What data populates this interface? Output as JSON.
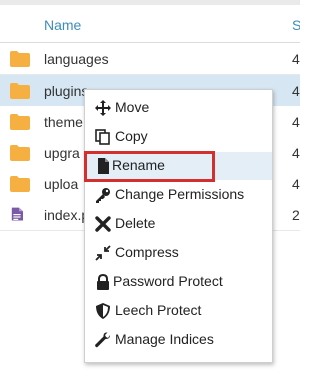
{
  "table": {
    "header": {
      "name_label": "Name",
      "size_label": "S"
    },
    "rows": [
      {
        "name": "languages",
        "size": "4",
        "type": "folder"
      },
      {
        "name": "plugins",
        "size": "4",
        "type": "folder",
        "selected": true
      },
      {
        "name": "theme",
        "size": "4",
        "type": "folder"
      },
      {
        "name": "upgra",
        "size": "4",
        "type": "folder"
      },
      {
        "name": "uploa",
        "size": "4",
        "type": "folder"
      },
      {
        "name": "index.p",
        "size": "2",
        "type": "file"
      }
    ]
  },
  "context_menu": {
    "items": [
      {
        "label": "Move",
        "icon": "move-icon"
      },
      {
        "label": "Copy",
        "icon": "copy-icon"
      },
      {
        "label": "Rename",
        "icon": "file-icon",
        "highlighted": true
      },
      {
        "label": "Change Permissions",
        "icon": "key-icon"
      },
      {
        "label": "Delete",
        "icon": "x-icon"
      },
      {
        "label": "Compress",
        "icon": "compress-icon"
      },
      {
        "label": "Password Protect",
        "icon": "lock-icon"
      },
      {
        "label": "Leech Protect",
        "icon": "shield-icon"
      },
      {
        "label": "Manage Indices",
        "icon": "wrench-icon"
      }
    ]
  },
  "colors": {
    "folder": "#f5b041",
    "php_file": "#7a5aa6",
    "header_text": "#3c8dbc",
    "selected_row": "#d6e6f3",
    "annotation_red": "#d32f2f"
  }
}
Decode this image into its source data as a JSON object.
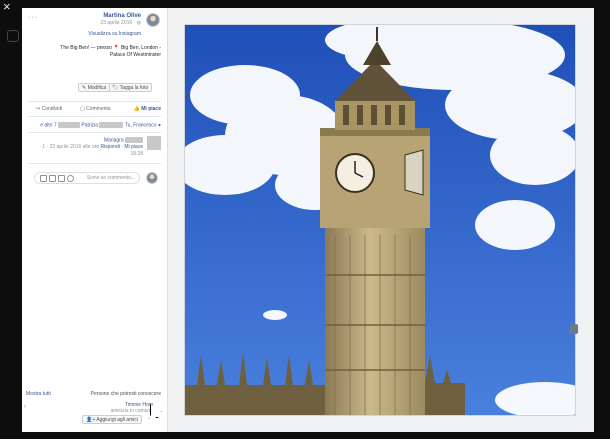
{
  "window": {
    "close_glyph": "×"
  },
  "post": {
    "author": "Martina Olive",
    "date": "23 aprile 2016 ·",
    "instagram_link": "Visualizza su Instagram",
    "caption_line1": "The Big Ben! — presso 📍 Big Ben, London -",
    "caption_line2": "Palace Of Westminster"
  },
  "buttons": {
    "tag_photo": "Tagga la foto",
    "edit": "Modifica"
  },
  "actions": {
    "like": "Mi piace",
    "comment": "Commenta",
    "share": "Condividi"
  },
  "reactions": {
    "prefix": "Tu, Francesco",
    "middle": "Patrizia",
    "suffix": "e altri 7"
  },
  "comment": {
    "author_suffix": "Mariagra",
    "like_link": "Mi piace",
    "reply_link": "Rispondi",
    "meta": "· 1 · 23 aprile 2016 alle ore",
    "time": "18:28"
  },
  "comment_input": {
    "placeholder": "Scrivi un commento..."
  },
  "suggestions": {
    "title": "Persone che potresti conoscere",
    "show_all": "Mostra tutti",
    "person_name": "Timmie Hom",
    "mutual": "amicizia in comune",
    "add_friend": "Aggiungi agli amici"
  },
  "colors": {
    "link_blue": "#365899",
    "sky": "#2f63c9",
    "panel_bg": "#ffffff"
  }
}
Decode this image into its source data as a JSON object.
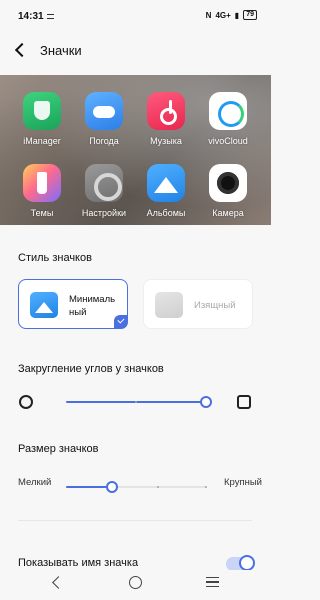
{
  "status_bar": {
    "time": "14:31",
    "network": "4G+",
    "signal_note": "N",
    "battery": "79"
  },
  "header": {
    "title": "Значки"
  },
  "preview": {
    "apps": [
      {
        "label": "iManager",
        "icon": "shield-icon"
      },
      {
        "label": "Погода",
        "icon": "cloud-icon"
      },
      {
        "label": "Музыка",
        "icon": "music-note-icon"
      },
      {
        "label": "vivoCloud",
        "icon": "cloud-sync-icon"
      },
      {
        "label": "Темы",
        "icon": "brush-icon"
      },
      {
        "label": "Настройки",
        "icon": "gear-icon"
      },
      {
        "label": "Альбомы",
        "icon": "mountain-icon"
      },
      {
        "label": "Камера",
        "icon": "camera-lens-icon"
      }
    ]
  },
  "icon_style": {
    "label": "Стиль значков",
    "options": [
      {
        "name": "Минималь ный",
        "selected": true
      },
      {
        "name": "Изящный",
        "selected": false
      }
    ]
  },
  "corner_rounding": {
    "label": "Закругление углов у значков",
    "value": 1.0
  },
  "icon_size": {
    "label": "Размер значков",
    "min_label": "Мелкий",
    "max_label": "Крупный",
    "value": 0.33
  },
  "show_name": {
    "label": "Показывать имя значка",
    "enabled": true
  },
  "colors": {
    "accent": "#4a6fe0"
  }
}
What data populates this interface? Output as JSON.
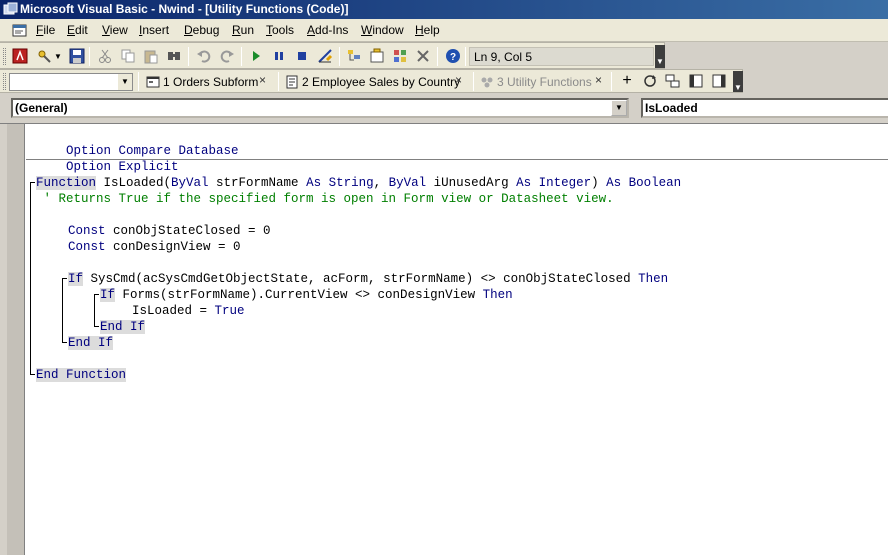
{
  "window": {
    "title": "Microsoft Visual Basic - Nwind - [Utility Functions (Code)]"
  },
  "menu": [
    {
      "label": "File",
      "acc": "F",
      "rest": "ile"
    },
    {
      "label": "Edit",
      "acc": "E",
      "rest": "dit"
    },
    {
      "label": "View",
      "acc": "V",
      "rest": "iew"
    },
    {
      "label": "Insert",
      "acc": "I",
      "rest": "nsert"
    },
    {
      "label": "Debug",
      "acc": "D",
      "rest": "ebug"
    },
    {
      "label": "Run",
      "acc": "R",
      "rest": "un"
    },
    {
      "label": "Tools",
      "acc": "T",
      "rest": "ools"
    },
    {
      "label": "Add-Ins",
      "acc": "A",
      "rest": "dd-Ins"
    },
    {
      "label": "Window",
      "acc": "W",
      "rest": "indow"
    },
    {
      "label": "Help",
      "acc": "H",
      "rest": "elp"
    }
  ],
  "toolbar": {
    "position_label": "Ln 9, Col 5",
    "icons": [
      "access-view-icon",
      "insert-module-icon",
      "save-icon",
      "cut-icon",
      "copy-icon",
      "paste-icon",
      "find-icon",
      "undo-icon",
      "redo-icon",
      "run-icon",
      "break-icon",
      "reset-icon",
      "design-mode-icon",
      "project-explorer-icon",
      "properties-icon",
      "object-browser-icon",
      "toolbox-icon",
      "help-icon"
    ]
  },
  "tabs": [
    {
      "number": "1",
      "label": "1 Orders Subform",
      "active": true
    },
    {
      "number": "2",
      "label": "2 Employee Sales by Country",
      "active": true
    },
    {
      "number": "3",
      "label": "3 Utility Functions",
      "active": false
    }
  ],
  "code_window": {
    "object_combo": "(General)",
    "procedure_combo": "IsLoaded"
  },
  "code": {
    "l1": [
      {
        "t": "Option Compare Database",
        "c": "kw"
      }
    ],
    "l2": [
      {
        "t": "Option Explicit",
        "c": "kw"
      }
    ],
    "l3_a": "Function",
    "l3_b": " IsLoaded(",
    "l3_c": "ByVal",
    "l3_d": " strFormName ",
    "l3_e": "As String",
    "l3_f": ", ",
    "l3_g": "ByVal",
    "l3_h": " iUnusedArg ",
    "l3_i": "As Integer",
    "l3_j": ") ",
    "l3_k": "As Boolean",
    "l4": " ' Returns True if the specified form is open in Form view or Datasheet view.",
    "l5_a": "Const",
    "l5_b": " conObjStateClosed = 0",
    "l6_a": "Const",
    "l6_b": " conDesignView = 0",
    "l7_a": "If",
    "l7_b": " SysCmd(acSysCmdGetObjectState, acForm, strFormName) <> conObjStateClosed ",
    "l7_c": "Then",
    "l8_a": "If",
    "l8_b": " Forms(strFormName).CurrentView <> conDesignView ",
    "l8_c": "Then",
    "l9_a": "IsLoaded = ",
    "l9_b": "True",
    "l10": "End If",
    "l11": "End If",
    "l12": "End Function"
  }
}
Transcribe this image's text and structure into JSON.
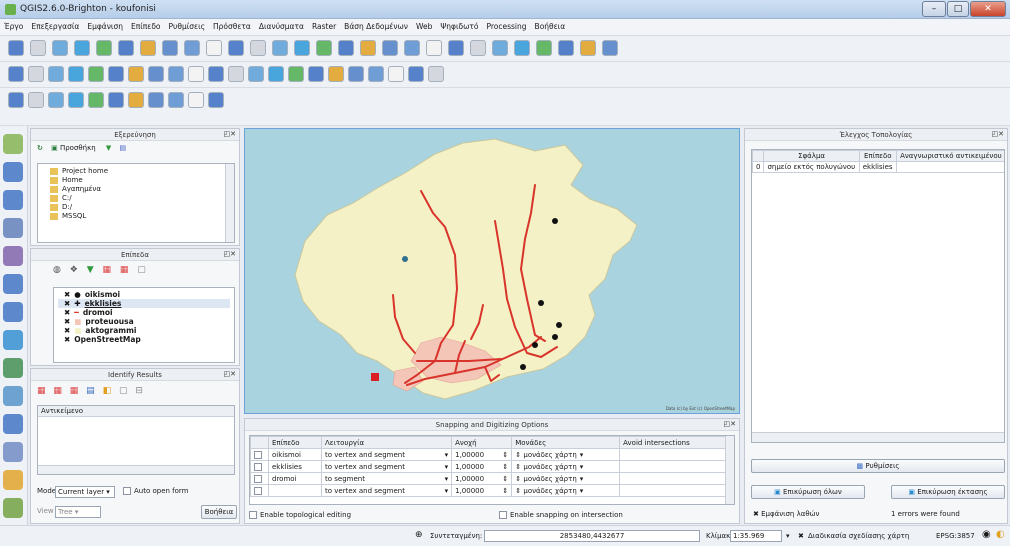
{
  "window": {
    "title": "QGIS2.6.0-Brighton - koufonisi"
  },
  "menu": [
    "Έργο",
    "Επεξεργασία",
    "Εμφάνιση",
    "Επίπεδο",
    "Ρυθμίσεις",
    "Πρόσθετα",
    "Διανύσματα",
    "Raster",
    "Βάση Δεδομένων",
    "Web",
    "Ψηφιδωτό",
    "Processing",
    "Βοήθεια"
  ],
  "browser": {
    "title": "Εξερεύνηση",
    "add_label": "Προσθήκη",
    "items": [
      "Project home",
      "Home",
      "Αγαπημένα",
      "C:/",
      "D:/",
      "MSSQL"
    ]
  },
  "layers": {
    "title": "Επίπεδα",
    "items": [
      "oikismoi",
      "ekklisies",
      "dromoi",
      "proteuousa",
      "aktogrammi",
      "OpenStreetMap"
    ],
    "colors": {
      "road": "#d9342b",
      "area": "#f4c6b8",
      "sea": "#a9d3de",
      "land": "#f4f1c6"
    }
  },
  "identify": {
    "title": "Identify Results",
    "header": "Αντικείμενο",
    "mode_label": "Mode",
    "mode_value": "Current layer",
    "auto_open": "Auto open form",
    "view_label": "View",
    "view_value": "Tree",
    "help": "Βοήθεια"
  },
  "map": {
    "attribution": "Data (c) by Ext (c) OpenStreetMap"
  },
  "snapping": {
    "title": "Snapping and Digitizing Options",
    "headers": [
      "Επίπεδο",
      "Λειτουργία",
      "Ανοχή",
      "Μονάδες",
      "Avoid intersections"
    ],
    "rows": [
      [
        "oikismoi",
        "to vertex and segment",
        "1,00000",
        "μονάδες χάρτη"
      ],
      [
        "ekklisies",
        "to vertex and segment",
        "1,00000",
        "μονάδες χάρτη"
      ],
      [
        "dromoi",
        "to segment",
        "1,00000",
        "μονάδες χάρτη"
      ],
      [
        "",
        "to vertex and segment",
        "1,00000",
        "μονάδες χάρτη"
      ]
    ],
    "topo_edit": "Enable topological editing",
    "snap_inter": "Enable snapping on intersection"
  },
  "topology": {
    "title": "Έλεγχος Τοπολογίας",
    "headers": [
      "Σφάλμα",
      "Επίπεδο",
      "Αναγνωριστικό αντικειμένου"
    ],
    "rows": [
      {
        "n": "0",
        "error": "σημείο εκτός πολυγώνου",
        "layer": "ekklisies",
        "id": ""
      }
    ],
    "settings": "Ρυθμίσεις",
    "validate_all": "Επικύρωση όλων",
    "validate_extent": "Επικύρωση έκτασης",
    "show_errors": "Εμφάνιση λαθών",
    "errors_found": "1 errors were found"
  },
  "status": {
    "coord_label": "Συντεταγμένη:",
    "coord": "2853480,4432677",
    "scale_label": "Κλίμακα",
    "scale": "1:35.969",
    "render": "Διαδικασία σχεδίασης χάρτη",
    "epsg": "EPSG:3857"
  }
}
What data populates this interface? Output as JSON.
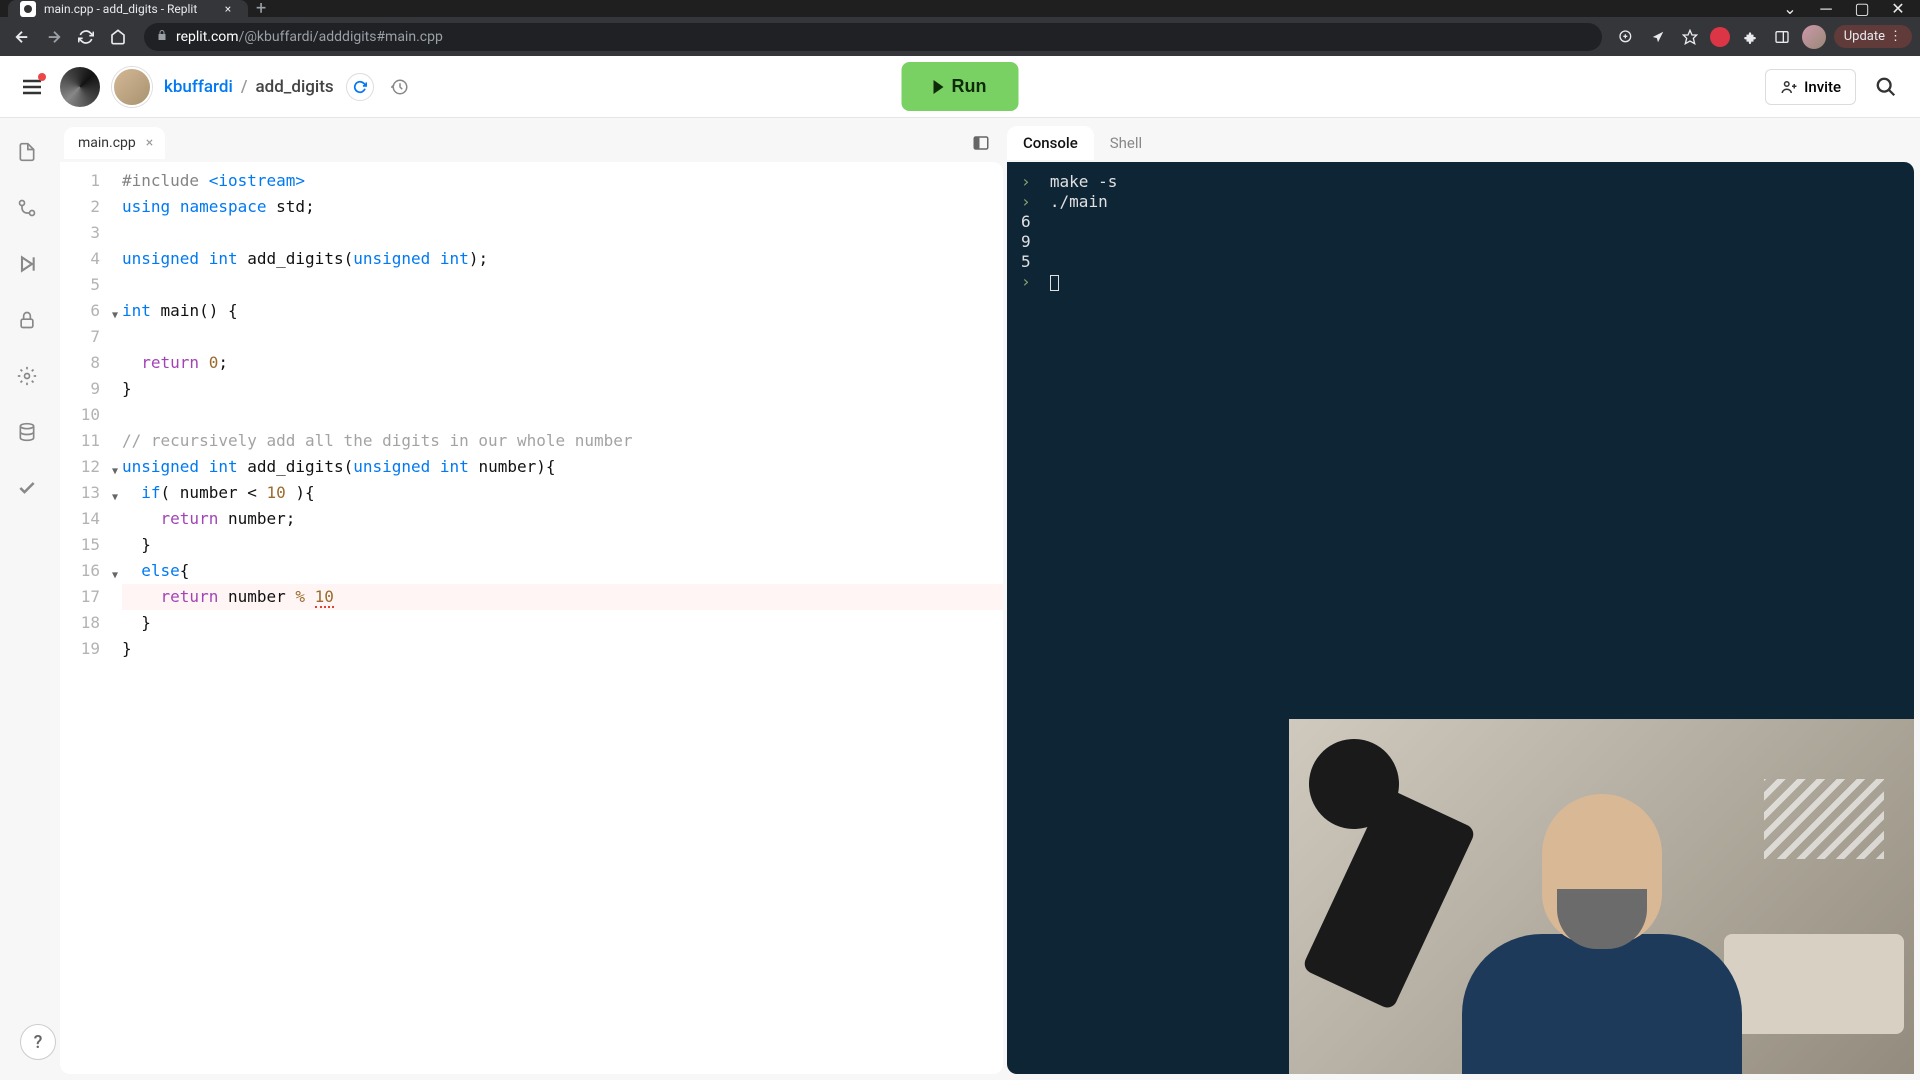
{
  "browser": {
    "tab_title": "main.cpp - add_digits - Replit",
    "url_host": "replit.com",
    "url_path": "/@kbuffardi/adddigits#main.cpp",
    "update_label": "Update"
  },
  "header": {
    "username": "kbuffardi",
    "separator": "/",
    "project": "add_digits",
    "run_label": "Run",
    "invite_label": "Invite"
  },
  "editor": {
    "tab_name": "main.cpp",
    "code": [
      {
        "num": "1",
        "fold": false,
        "html": "<span class='kw-inc'>#include</span> <span class='kw-lib'>&lt;iostream&gt;</span>"
      },
      {
        "num": "2",
        "fold": false,
        "html": "<span class='kw-type'>using</span> <span class='kw-ns'>namespace</span> <span class='kw-ident'>std</span>;"
      },
      {
        "num": "3",
        "fold": false,
        "html": ""
      },
      {
        "num": "4",
        "fold": false,
        "html": "<span class='kw-type'>unsigned</span> <span class='kw-type'>int</span> <span class='kw-fn'>add_digits</span>(<span class='kw-type'>unsigned</span> <span class='kw-type'>int</span>);"
      },
      {
        "num": "5",
        "fold": false,
        "html": ""
      },
      {
        "num": "6",
        "fold": true,
        "html": "<span class='kw-type'>int</span> <span class='kw-fn'>main</span>() {"
      },
      {
        "num": "7",
        "fold": false,
        "html": "  "
      },
      {
        "num": "8",
        "fold": false,
        "html": "  <span class='kw-ret'>return</span> <span class='kw-num'>0</span>;"
      },
      {
        "num": "9",
        "fold": false,
        "html": "}"
      },
      {
        "num": "10",
        "fold": false,
        "html": ""
      },
      {
        "num": "11",
        "fold": false,
        "html": "<span class='kw-cmt'>// recursively add all the digits in our whole number</span>"
      },
      {
        "num": "12",
        "fold": true,
        "html": "<span class='kw-type'>unsigned</span> <span class='kw-type'>int</span> <span class='kw-fn'>add_digits</span>(<span class='kw-type'>unsigned</span> <span class='kw-type'>int</span> number){"
      },
      {
        "num": "13",
        "fold": true,
        "html": "  <span class='kw-kwrd'>if</span>( number &lt; <span class='kw-num'>10</span> ){"
      },
      {
        "num": "14",
        "fold": false,
        "html": "    <span class='kw-ret'>return</span> number;"
      },
      {
        "num": "15",
        "fold": false,
        "html": "  }"
      },
      {
        "num": "16",
        "fold": true,
        "html": "  <span class='kw-kwrd'>else</span>{"
      },
      {
        "num": "17",
        "fold": false,
        "active": true,
        "html": "    <span class='kw-ret'>return</span> number <span class='kw-num'>%</span> <span class='kw-num sq-under'>10</span>"
      },
      {
        "num": "18",
        "fold": false,
        "html": "  }"
      },
      {
        "num": "19",
        "fold": false,
        "html": "}"
      }
    ]
  },
  "output": {
    "tabs": {
      "console": "Console",
      "shell": "Shell"
    },
    "lines": [
      {
        "prompt": true,
        "text": "make -s"
      },
      {
        "prompt": true,
        "text": "./main"
      },
      {
        "prompt": false,
        "text": "6"
      },
      {
        "prompt": false,
        "text": "9"
      },
      {
        "prompt": false,
        "text": "5"
      }
    ]
  },
  "help_label": "?"
}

***

Which lines above hold the word "kwrd"? Copy each of them.

▶ Final result:
        "html": "  <span class='kw-kwrd'>if</span>( number &lt; <span class='kw-num'>10</span> ){"
        "html": "  <span class='kw-kwrd'>else</span>{"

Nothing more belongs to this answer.